_DIRECTION_
Can you pick up the mailing-list reply about Acid tests and Servo parallelism and carry it on past its last sentence?

## Start SOURCE EXTRACT

2014-02-25 Thread Robert O'Callahan
On Wed, Feb 26, 2014 at 7:02 AM, Patrick Walton wrote:

> So I agree that we must not make architectural decisions that make it
> difficult to implement Web features. But I do think that Web compat is
> useful, because it helps us to identify the parallel hazards and know where
> we stand in terms of the Web of today, which helps us answer the big
> questions that Servo set out to answer.
>

That's a good point, but Acid3, and to a lesser extent Acid2, are about
testing edge cases and the presence of obscure features. I don't think they
tell you anything significant about parallelism in the mass of pages on the
Web. No single page can, but Acid3 is probably even worse than picking a
page at random. You'd be much better off picking, say, a Wikipedia page
(which I know you've done!) or the HTML5 single-page spec.

## End SOURCE EXTRACT
## Start INFORMATION PROVIDED

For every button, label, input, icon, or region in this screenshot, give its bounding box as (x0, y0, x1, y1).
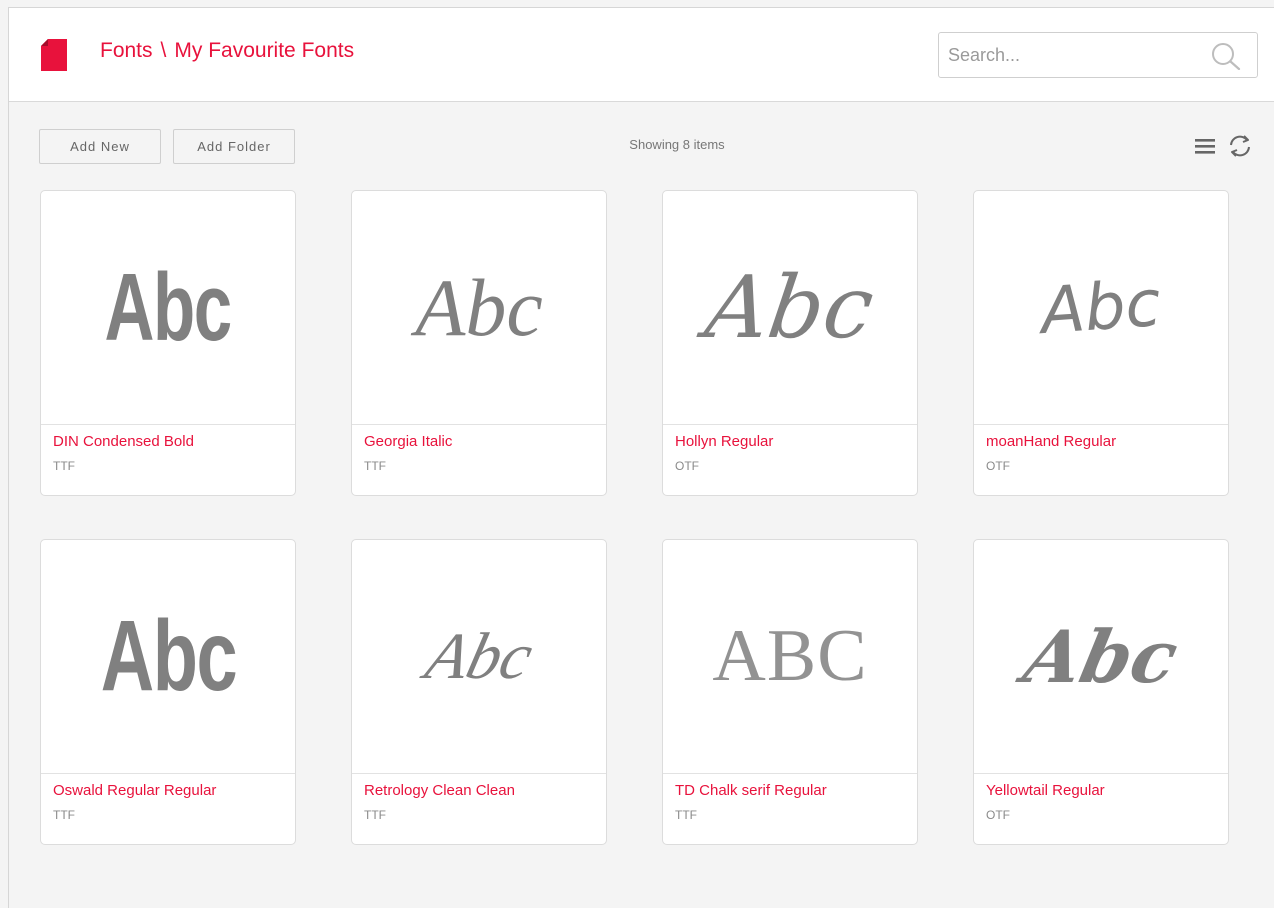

## End INFORMATION PROVIDED

_RESULT OF THE TASK_
Otherwise, we don't know whether the parallel gains that we are getting
> will scale up to real-world usage, or whether we're only getting them
> because we don't implement the difficult features.
>

That's a good point too, but the problem is that key parts of the Web like
GMail, Youtube, Facebook etc require so much work for full support that I
don't think we draw broad conclusions until very far in the future, when it
will be far too difficult to make architectural changes. If you must
discover those conclusions earlier then we should probably piggyback some
analysis on an existing browser engine instead of doing it in Servo.

The good news is that I think CSS layout is by far the largest piece of the
Web where we have implicit parallelism that is subject to unpredictable
hazards. Other big chunks of work, like almost all DOM APIs, are either
obviously not parallelizable or obviously parallelizable.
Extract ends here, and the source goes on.